THE PROBLEM = Can you reproduce the data beneath, keeping every line exact?

INPUT MATERIAL =
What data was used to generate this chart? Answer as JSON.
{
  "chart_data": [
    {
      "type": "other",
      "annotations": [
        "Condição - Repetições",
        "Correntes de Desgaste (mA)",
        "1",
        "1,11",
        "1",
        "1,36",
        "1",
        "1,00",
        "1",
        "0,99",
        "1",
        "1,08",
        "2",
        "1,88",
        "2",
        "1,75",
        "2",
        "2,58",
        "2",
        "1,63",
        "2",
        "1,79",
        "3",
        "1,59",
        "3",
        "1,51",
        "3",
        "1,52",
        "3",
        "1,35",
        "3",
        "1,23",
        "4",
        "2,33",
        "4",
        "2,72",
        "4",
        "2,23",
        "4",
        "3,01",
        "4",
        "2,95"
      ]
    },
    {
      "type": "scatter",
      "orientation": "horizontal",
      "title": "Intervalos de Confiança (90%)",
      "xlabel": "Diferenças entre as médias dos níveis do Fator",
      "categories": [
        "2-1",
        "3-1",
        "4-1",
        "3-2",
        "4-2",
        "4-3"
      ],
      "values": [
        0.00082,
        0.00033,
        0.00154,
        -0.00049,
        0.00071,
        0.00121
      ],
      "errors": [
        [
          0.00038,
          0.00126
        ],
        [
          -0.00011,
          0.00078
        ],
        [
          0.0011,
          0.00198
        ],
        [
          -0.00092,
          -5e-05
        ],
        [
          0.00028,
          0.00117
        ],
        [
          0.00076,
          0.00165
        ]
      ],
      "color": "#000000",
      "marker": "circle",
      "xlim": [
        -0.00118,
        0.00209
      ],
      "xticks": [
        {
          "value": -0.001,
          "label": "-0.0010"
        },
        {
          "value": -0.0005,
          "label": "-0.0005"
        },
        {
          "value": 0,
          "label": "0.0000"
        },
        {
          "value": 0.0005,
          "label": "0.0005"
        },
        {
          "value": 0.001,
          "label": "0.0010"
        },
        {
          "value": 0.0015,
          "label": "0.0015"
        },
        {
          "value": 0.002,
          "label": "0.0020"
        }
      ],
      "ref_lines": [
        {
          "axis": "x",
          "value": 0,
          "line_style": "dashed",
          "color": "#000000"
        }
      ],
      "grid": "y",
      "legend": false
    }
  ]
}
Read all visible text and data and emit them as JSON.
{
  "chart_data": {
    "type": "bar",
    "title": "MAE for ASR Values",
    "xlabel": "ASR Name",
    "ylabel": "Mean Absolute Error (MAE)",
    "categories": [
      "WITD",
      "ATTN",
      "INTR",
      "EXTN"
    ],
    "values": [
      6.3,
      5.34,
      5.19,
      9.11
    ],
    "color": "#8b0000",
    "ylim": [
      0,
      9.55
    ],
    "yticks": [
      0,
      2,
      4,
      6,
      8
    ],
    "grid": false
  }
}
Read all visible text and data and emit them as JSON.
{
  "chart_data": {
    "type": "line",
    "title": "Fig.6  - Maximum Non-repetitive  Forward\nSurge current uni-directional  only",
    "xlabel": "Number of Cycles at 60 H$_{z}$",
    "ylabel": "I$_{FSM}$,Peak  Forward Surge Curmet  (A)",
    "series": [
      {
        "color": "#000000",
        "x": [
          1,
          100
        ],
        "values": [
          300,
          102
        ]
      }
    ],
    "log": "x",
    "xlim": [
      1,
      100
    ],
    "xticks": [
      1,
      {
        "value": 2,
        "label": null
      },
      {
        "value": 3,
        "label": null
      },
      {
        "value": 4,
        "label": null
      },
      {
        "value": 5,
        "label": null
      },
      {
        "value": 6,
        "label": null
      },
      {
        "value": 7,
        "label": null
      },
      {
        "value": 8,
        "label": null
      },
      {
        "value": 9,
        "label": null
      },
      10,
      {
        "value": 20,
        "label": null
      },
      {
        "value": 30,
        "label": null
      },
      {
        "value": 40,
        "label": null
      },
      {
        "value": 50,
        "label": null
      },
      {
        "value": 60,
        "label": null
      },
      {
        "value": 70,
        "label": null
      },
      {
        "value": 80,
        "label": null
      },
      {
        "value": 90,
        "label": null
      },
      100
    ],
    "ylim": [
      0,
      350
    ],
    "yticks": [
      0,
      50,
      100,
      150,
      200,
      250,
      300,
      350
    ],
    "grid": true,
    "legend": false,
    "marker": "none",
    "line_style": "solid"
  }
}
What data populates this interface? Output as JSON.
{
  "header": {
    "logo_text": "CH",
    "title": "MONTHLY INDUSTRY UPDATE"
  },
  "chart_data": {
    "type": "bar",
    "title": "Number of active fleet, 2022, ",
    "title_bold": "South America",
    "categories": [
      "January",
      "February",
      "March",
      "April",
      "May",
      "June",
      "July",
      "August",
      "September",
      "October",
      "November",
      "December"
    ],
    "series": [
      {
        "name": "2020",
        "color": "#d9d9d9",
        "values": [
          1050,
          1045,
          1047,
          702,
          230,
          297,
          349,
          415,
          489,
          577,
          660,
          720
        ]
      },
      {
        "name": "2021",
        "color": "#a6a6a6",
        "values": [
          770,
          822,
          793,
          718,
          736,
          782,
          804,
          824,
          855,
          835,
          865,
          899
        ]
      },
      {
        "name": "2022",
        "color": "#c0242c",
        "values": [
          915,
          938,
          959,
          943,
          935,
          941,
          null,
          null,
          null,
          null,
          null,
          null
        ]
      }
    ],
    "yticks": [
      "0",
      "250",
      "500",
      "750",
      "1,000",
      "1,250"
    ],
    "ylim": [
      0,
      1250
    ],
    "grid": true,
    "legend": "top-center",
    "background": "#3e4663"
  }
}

RESULT OF THIS TASK =
What data was used to generate this chart? Answer as JSON.
{
  "chart_data": [
    {
      "type": "other",
      "annotations": [
        "Condição - Repetições",
        "Correntes de Desgaste (mA)",
        "1",
        "1,11",
        "1",
        "1,36",
        "1",
        "1,00",
        "1",
        "0,99",
        "1",
        "1,08",
        "2",
        "1,88",
        "2",
        "1,75",
        "2",
        "2,58",
        "2",
        "1,63",
        "2",
        "1,79",
        "3",
        "1,59",
        "3",
        "1,51",
        "3",
        "1,52",
        "3",
        "1,35",
        "3",
        "1,23",
        "4",
        "2,33",
        "4",
        "2,72",
        "4",
        "2,23",
        "4",
        "3,01",
        "4",
        "2,95"
      ]
    },
    {
      "type": "scatter",
      "orientation": "horizontal",
      "title": "Intervalos de Confiança (90%)",
      "xlabel": "Diferenças entre as médias dos níveis do Fator",
      "categories": [
        "2-1",
        "3-1",
        "4-1",
        "3-2",
        "4-2",
        "4-3"
      ],
      "values": [
        0.00082,
        0.00033,
        0.00154,
        -0.00049,
        0.00071,
        0.00121
      ],
      "errors": [
        [
          0.00038,
          0.00126
        ],
        [
          -0.00011,
          0.00078
        ],
        [
          0.0011,
          0.00198
        ],
        [
          -0.00092,
          -5e-05
        ],
        [
          0.00028,
          0.00117
        ],
        [
          0.00076,
          0.00165
        ]
      ],
      "color": "#000000",
      "marker": "circle",
      "xlim": [
        -0.00118,
        0.00209
      ],
      "xticks": [
        {
          "value": -0.001,
          "label": "-0.0010"
        },
        {
          "value": -0.0005,
          "label": "-0.0005"
        },
        {
          "value": 0,
          "label": "0.0000"
        },
        {
          "value": 0.0005,
          "label": "0.0005"
        },
        {
          "value": 0.001,
          "label": "0.0010"
        },
        {
          "value": 0.0015,
          "label": "0.0015"
        },
        {
          "value": 0.002,
          "label": "0.0020"
        }
      ],
      "ref_lines": [
        {
          "axis": "x",
          "value": 0,
          "line_style": "dashed",
          "color": "#000000"
        }
      ],
      "grid": "y",
      "legend": false
    }
  ]
}
Read all visible text and data and emit them as JSON.
{
  "chart_data": {
    "type": "bar",
    "title": "MAE for ASR Values",
    "xlabel": "ASR Name",
    "ylabel": "Mean Absolute Error (MAE)",
    "categories": [
      "WITD",
      "ATTN",
      "INTR",
      "EXTN"
    ],
    "values": [
      6.3,
      5.34,
      5.19,
      9.11
    ],
    "color": "#8b0000",
    "ylim": [
      0,
      9.55
    ],
    "yticks": [
      0,
      2,
      4,
      6,
      8
    ],
    "grid": false
  }
}
Read all visible text and data and emit them as JSON.
{
  "chart_data": {
    "type": "line",
    "title": "Fig.6  - Maximum Non-repetitive  Forward\nSurge current uni-directional  only",
    "xlabel": "Number of Cycles at 60 H$_{z}$",
    "ylabel": "I$_{FSM}$,Peak  Forward Surge Curmet  (A)",
    "series": [
      {
        "color": "#000000",
        "x": [
          1,
          100
        ],
        "values": [
          300,
          102
        ]
      }
    ],
    "log": "x",
    "xlim": [
      1,
      100
    ],
    "xticks": [
      1,
      {
        "value": 2,
        "label": null
      },
      {
        "value": 3,
        "label": null
      },
      {
        "value": 4,
        "label": null
      },
      {
        "value": 5,
        "label": null
      },
      {
        "value": 6,
        "label": null
      },
      {
        "value": 7,
        "label": null
      },
      {
        "value": 8,
        "label": null
      },
      {
        "value": 9,
        "label": null
      },
      10,
      {
        "value": 20,
        "label": null
      },
      {
        "value": 30,
        "label": null
      },
      {
        "value": 40,
        "label": null
      },
      {
        "value": 50,
        "label": null
      },
      {
        "value": 60,
        "label": null
      },
      {
        "value": 70,
        "label": null
      },
      {
        "value": 80,
        "label": null
      },
      {
        "value": 90,
        "label": null
      },
      100
    ],
    "ylim": [
      0,
      350
    ],
    "yticks": [
      0,
      50,
      100,
      150,
      200,
      250,
      300,
      350
    ],
    "grid": true,
    "legend": false,
    "marker": "none",
    "line_style": "solid"
  }
}
What data populates this interface? Output as JSON.
{
  "header": {
    "logo_text": "CH",
    "title": "MONTHLY INDUSTRY UPDATE"
  },
  "chart_data": {
    "type": "bar",
    "title": "Number of active fleet, 2022, ",
    "title_bold": "South America",
    "categories": [
      "January",
      "February",
      "March",
      "April",
      "May",
      "June",
      "July",
      "August",
      "September",
      "October",
      "November",
      "December"
    ],
    "series": [
      {
        "name": "2020",
        "color": "#d9d9d9",
        "values": [
          1050,
          1045,
          1047,
          702,
          230,
          297,
          349,
          415,
          489,
          577,
          660,
          720
        ]
      },
      {
        "name": "2021",
        "color": "#a6a6a6",
        "values": [
          770,
          822,
          793,
          718,
          736,
          782,
          804,
          824,
          855,
          835,
          865,
          899
        ]
      },
      {
        "name": "2022",
        "color": "#c0242c",
        "values": [
          915,
          938,
          959,
          943,
          935,
          941,
          null,
          null,
          null,
          null,
          null,
          null
        ]
      }
    ],
    "yticks": [
      "0",
      "250",
      "500",
      "750",
      "1,000",
      "1,250"
    ],
    "ylim": [
      0,
      1250
    ],
    "grid": true,
    "legend": "top-center",
    "background": "#3e4663"
  }
}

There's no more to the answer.